Our last posting about negative evidence and EE’s QuickLesson 171 drew quite a few shares. That led to an interesting discussion on the page of one of those who shared the posting. At the root of that discussion lay another common confusion:
Negative evidence is not a “finding” that NEGATES something else we found.
When that situation happens, it's just another instance of conflicting evidence we have to resolve.
Negative evidence is not even something we find. As historical researchers, we find explicit words on a piece of paper (or other kind of source). If those words aren’t there, we don’t “find” them.
Negative evidence is not explicit words on paper. It’s a mental deduction we make about what the records don’t say. The analogy used in QuickLesson 17 (which Judy G. Russell, J.D., CG, CGL, later built upon in an excellent webinar2) is the classic Sherlock Holmes story in which he drew evidence from "the sound of the dog NOT barking."
As historical researchers we also draw mental deductions from the silence that exists when that dog (the record) does not bark but we know it should have, because of a specific set of circumstances.
This, of course, means that to use negative evidence reliably, we have to understand both the situation and the records we are using. For example:
- Sherlock, from his experience with that breed of dogs, knew that if the thief in the night was a stranger, that dog should have barked. Hence, his deduction that the thief was not a stranger.
- In QuickLesson 17, an experienced user of a particular type of record knows the formulaic language that is used for those records in a certain place and time. If a certain key word—or a key concept—is omitted, the absence of that information tells us something. It’s not a “finding” because we don’t “find” in that record any information that tells us explicitly what QuickLesson 17 deduces. It’s the silence of the record about a point on which the record should not be silent that prompts us to make the kind of mental deduction known as negative evidence.

[Required tasks]:
**1.** Copy out the passage on negative evidence between "Negative evidence is not explicit" and "not a stranger.", inclusive.
**2.** Translate this sentence from the passage on negative evidence into Spanish: "Negative evidence is not explicit words on paper."
The entries come from a separate, unrelated source.

[Recorded data]:
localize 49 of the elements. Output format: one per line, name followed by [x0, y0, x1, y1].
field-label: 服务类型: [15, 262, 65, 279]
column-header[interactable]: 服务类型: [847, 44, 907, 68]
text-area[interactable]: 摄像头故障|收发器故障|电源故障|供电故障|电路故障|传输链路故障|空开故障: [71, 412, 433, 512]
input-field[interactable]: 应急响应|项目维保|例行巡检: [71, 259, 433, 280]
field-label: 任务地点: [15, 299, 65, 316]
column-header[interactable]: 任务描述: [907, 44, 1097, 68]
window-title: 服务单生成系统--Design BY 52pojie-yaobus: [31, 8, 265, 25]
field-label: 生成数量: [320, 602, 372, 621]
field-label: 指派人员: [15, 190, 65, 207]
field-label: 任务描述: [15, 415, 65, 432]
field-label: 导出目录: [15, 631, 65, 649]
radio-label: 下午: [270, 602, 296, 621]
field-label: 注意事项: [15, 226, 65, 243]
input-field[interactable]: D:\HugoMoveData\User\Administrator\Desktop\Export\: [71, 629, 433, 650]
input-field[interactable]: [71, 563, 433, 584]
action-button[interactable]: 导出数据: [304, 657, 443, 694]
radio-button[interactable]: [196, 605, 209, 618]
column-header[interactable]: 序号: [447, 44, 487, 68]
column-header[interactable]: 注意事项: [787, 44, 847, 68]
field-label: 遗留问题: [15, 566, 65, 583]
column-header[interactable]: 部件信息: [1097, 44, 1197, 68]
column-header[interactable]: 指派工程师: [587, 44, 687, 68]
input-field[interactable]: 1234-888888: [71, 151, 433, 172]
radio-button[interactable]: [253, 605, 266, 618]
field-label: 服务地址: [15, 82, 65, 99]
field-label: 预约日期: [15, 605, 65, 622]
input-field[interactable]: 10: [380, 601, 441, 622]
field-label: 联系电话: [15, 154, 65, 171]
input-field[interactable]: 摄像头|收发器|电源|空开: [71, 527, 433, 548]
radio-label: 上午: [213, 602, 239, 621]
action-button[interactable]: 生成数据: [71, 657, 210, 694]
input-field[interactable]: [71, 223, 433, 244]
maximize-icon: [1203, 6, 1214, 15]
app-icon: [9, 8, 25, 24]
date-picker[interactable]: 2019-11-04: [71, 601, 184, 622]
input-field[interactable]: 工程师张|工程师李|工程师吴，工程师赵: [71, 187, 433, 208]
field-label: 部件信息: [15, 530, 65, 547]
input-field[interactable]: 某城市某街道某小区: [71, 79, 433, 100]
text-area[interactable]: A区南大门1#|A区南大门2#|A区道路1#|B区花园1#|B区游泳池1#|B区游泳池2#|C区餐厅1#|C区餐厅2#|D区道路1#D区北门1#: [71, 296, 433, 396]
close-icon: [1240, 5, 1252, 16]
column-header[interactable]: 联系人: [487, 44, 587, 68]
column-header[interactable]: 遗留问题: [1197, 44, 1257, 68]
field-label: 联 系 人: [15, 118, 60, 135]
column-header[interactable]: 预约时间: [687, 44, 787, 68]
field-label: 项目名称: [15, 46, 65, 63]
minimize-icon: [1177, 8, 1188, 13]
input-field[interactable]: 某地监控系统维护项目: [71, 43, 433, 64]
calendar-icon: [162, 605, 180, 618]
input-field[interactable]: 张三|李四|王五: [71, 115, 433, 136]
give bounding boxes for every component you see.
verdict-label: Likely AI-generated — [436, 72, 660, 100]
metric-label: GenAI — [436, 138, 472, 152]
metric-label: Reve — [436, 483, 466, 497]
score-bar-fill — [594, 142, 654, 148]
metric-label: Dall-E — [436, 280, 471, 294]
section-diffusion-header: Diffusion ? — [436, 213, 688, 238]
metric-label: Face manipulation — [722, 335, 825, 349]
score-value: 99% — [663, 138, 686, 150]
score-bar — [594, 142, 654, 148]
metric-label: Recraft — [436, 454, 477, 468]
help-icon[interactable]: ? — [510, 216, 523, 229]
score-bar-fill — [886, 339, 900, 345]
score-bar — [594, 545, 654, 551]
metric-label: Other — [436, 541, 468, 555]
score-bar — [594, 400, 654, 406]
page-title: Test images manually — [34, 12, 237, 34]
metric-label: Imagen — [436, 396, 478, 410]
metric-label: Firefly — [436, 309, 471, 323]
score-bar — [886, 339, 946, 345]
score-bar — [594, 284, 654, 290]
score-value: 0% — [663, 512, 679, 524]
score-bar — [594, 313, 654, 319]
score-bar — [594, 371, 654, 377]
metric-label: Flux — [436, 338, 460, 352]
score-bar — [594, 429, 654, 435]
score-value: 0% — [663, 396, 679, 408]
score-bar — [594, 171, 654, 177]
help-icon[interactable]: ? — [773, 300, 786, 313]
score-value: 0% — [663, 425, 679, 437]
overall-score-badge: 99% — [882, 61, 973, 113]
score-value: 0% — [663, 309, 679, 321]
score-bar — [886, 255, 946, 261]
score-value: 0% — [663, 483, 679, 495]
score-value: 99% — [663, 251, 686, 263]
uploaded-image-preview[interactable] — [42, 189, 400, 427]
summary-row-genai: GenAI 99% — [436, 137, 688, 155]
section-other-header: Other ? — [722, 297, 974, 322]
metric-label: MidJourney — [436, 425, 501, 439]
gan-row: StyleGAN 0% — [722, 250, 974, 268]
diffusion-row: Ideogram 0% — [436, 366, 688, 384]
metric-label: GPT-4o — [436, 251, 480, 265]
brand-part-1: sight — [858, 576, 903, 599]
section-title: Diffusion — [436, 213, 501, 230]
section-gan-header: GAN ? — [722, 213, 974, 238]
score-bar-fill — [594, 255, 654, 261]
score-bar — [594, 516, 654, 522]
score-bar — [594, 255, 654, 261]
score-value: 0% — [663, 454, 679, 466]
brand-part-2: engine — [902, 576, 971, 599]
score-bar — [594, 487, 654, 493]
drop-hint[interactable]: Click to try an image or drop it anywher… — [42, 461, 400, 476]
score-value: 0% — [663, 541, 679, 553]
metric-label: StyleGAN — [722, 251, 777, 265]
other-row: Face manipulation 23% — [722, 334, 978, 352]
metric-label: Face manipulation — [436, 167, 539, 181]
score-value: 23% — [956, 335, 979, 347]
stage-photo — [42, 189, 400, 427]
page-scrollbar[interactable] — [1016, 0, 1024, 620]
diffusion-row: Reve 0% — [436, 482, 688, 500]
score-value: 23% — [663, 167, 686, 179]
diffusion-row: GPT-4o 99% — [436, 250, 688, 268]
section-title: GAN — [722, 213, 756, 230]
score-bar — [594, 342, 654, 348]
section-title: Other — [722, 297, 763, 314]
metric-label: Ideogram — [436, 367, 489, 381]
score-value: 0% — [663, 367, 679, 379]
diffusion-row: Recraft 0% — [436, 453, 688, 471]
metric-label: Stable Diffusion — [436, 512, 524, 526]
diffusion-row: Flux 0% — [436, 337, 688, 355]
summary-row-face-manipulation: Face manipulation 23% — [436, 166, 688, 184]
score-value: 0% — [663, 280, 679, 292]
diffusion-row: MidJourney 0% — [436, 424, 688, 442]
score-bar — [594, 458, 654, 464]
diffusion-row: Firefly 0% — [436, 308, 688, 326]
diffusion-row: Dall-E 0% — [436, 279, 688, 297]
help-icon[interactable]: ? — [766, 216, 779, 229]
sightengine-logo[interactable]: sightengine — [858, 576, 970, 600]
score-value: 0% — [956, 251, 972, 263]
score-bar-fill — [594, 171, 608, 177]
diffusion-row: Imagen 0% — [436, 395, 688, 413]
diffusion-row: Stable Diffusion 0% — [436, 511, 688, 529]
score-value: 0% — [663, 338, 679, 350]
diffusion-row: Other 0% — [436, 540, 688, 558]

[Answers to the tasks]:
**1.**
Negative evidence is not explicit words on paper. It’s a mental deduction we make about what the records don’t say. The analogy used in QuickLesson 17 (which Judy G. Russell, J.D., CG, CGL, later built upon in an excellent webinar2) is the classic Sherlock Holmes story in which he drew evidence from "the sound of the dog NOT barking."
As historical researchers we also draw mental deductions from the silence that exists when that dog (the record) does not bark but we know it should have, because of a specific set of circumstances.
This, of course, means that to use negative evidence reliably, we have to understand both the situation and the records we are using. For example:
- Sherlock, from his experience with that breed of dogs, knew that if the thief in the night was a stranger, that dog should have barked. Hence, his deduction that the thief was not a stranger.

**2.** La evidencia negativa no consiste en palabras explícitas sobre el papel.